Problem:
Do not copy the pictures; transcribe all other material exactly.

Data for this task:
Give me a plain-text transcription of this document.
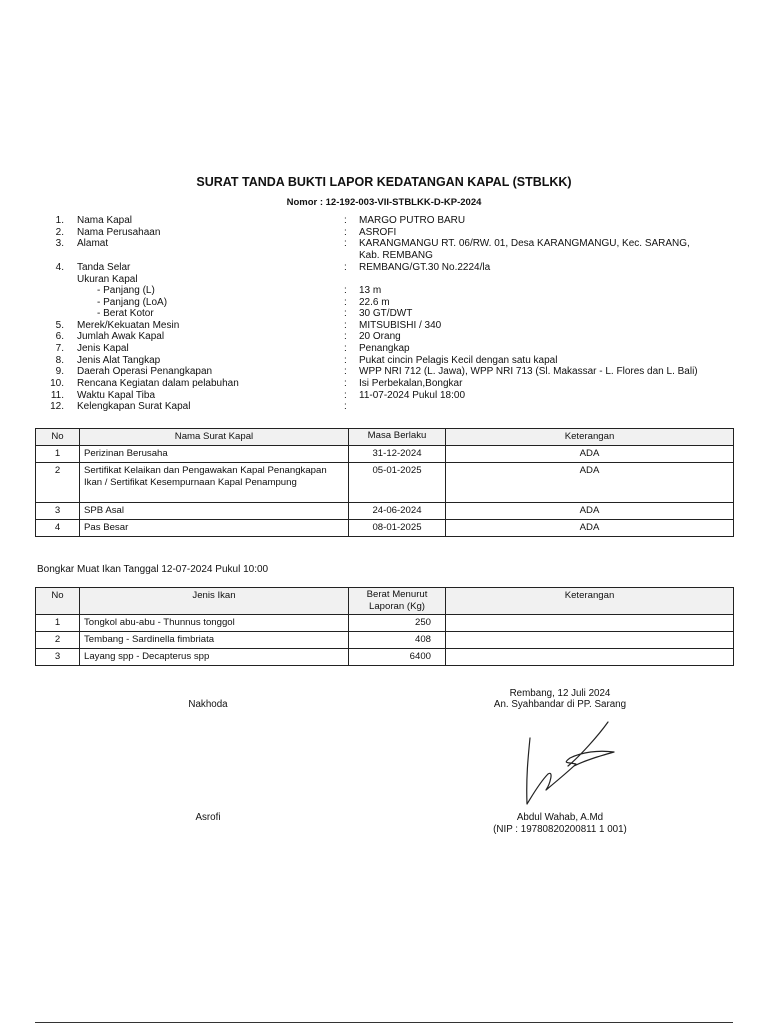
SURAT TANDA BUKTI LAPOR KEDATANGAN KAPAL (STBLKK)
Nomor : 12-192-003-VII-STBLKK-D-KP-2024
1. Nama Kapal	: MARGO PUTRO BARU
2. Nama Perusahaan	: ASROFI
3. Alamat	: KARANGMANGU RT. 06/RW. 01, Desa KARANGMANGU, Kec. SARANG,
Kab. REMBANG
4. Tanda Selar	: REMBANG/GT.30 No.2224/la
Ukuran Kapal
- Panjang (L)	: 13 m
- Panjang (LoA)	: 22.6 m
- Berat Kotor	: 30 GT/DWT
5. Merek/Kekuatan Mesin	: MITSUBISHI / 340
6. Jumlah Awak Kapal	: 20 Orang
7. Jenis Kapal	: Penangkap
8. Jenis Alat Tangkap	: Pukat cincin Pelagis Kecil dengan satu kapal
9. Daerah Operasi Penangkapan	: WPP NRI 712 (L. Jawa), WPP NRI 713 (Sl. Makassar - L. Flores dan L. Bali)
10. Rencana Kegiatan dalam pelabuhan	: Isi Perbekalan,Bongkar
11. Waktu Kapal Tiba	: 11-07-2024 Pukul 18:00
12. Kelengkapan Surat Kapal	:
No	Nama Surat Kapal	Masa Berlaku	Keterangan
1	Perizinan Berusaha	31-12-2024	ADA
2	Sertifikat Kelaikan dan Pengawakan Kapal Penangkapan Ikan / Sertifikat Kesempurnaan Kapal Penampung	05-01-2025	ADA
3	SPB Asal	24-06-2024	ADA
4	Pas Besar	08-01-2025	ADA
Bongkar Muat Ikan Tanggal 12-07-2024 Pukul 10:00
No	Jenis Ikan	Berat Menurut Laporan (Kg)	Keterangan
1	Tongkol abu-abu - Thunnus tonggol	250	
2	Tembang - Sardinella fimbriata	408	
3	Layang spp - Decapterus spp	6400	
Nakhoda
Asrofi
Rembang, 12 Juli 2024
An. Syahbandar di PP. Sarang
Abdul Wahab, A.Md
(NIP : 19780820200811 1 001)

Full solution:
Give me a plain-text transcription of this document.
SURAT TANDA BUKTI LAPOR KEDATANGAN KAPAL (STBLKK)
Nomor : 12-192-003-VII-STBLKK-D-KP-2024
1. Nama Kapal	: MARGO PUTRO BARU
2. Nama Perusahaan	: ASROFI
3. Alamat	: KARANGMANGU RT. 06/RW. 01, Desa KARANGMANGU, Kec. SARANG,
Kab. REMBANG
4. Tanda Selar	: REMBANG/GT.30 No.2224/la
Ukuran Kapal
- Panjang (L)	: 13 m
- Panjang (LoA)	: 22.6 m
- Berat Kotor	: 30 GT/DWT
5. Merek/Kekuatan Mesin	: MITSUBISHI / 340
6. Jumlah Awak Kapal	: 20 Orang
7. Jenis Kapal	: Penangkap
8. Jenis Alat Tangkap	: Pukat cincin Pelagis Kecil dengan satu kapal
9. Daerah Operasi Penangkapan	: WPP NRI 712 (L. Jawa), WPP NRI 713 (Sl. Makassar - L. Flores dan L. Bali)
10. Rencana Kegiatan dalam pelabuhan	: Isi Perbekalan,Bongkar
11. Waktu Kapal Tiba	: 11-07-2024 Pukul 18:00
12. Kelengkapan Surat Kapal	:
No	Nama Surat Kapal	Masa Berlaku	Keterangan
1	Perizinan Berusaha	31-12-2024	ADA
2	Sertifikat Kelaikan dan Pengawakan Kapal Penangkapan Ikan / Sertifikat Kesempurnaan Kapal Penampung	05-01-2025	ADA
3	SPB Asal	24-06-2024	ADA
4	Pas Besar	08-01-2025	ADA
Bongkar Muat Ikan Tanggal 12-07-2024 Pukul 10:00
No	Jenis Ikan	Berat Menurut Laporan (Kg)	Keterangan
1	Tongkol abu-abu - Thunnus tonggol	250	
2	Tembang - Sardinella fimbriata	408	
3	Layang spp - Decapterus spp	6400	
Nakhoda
Asrofi
Rembang, 12 Juli 2024
An. Syahbandar di PP. Sarang
Abdul Wahab, A.Md
(NIP : 19780820200811 1 001)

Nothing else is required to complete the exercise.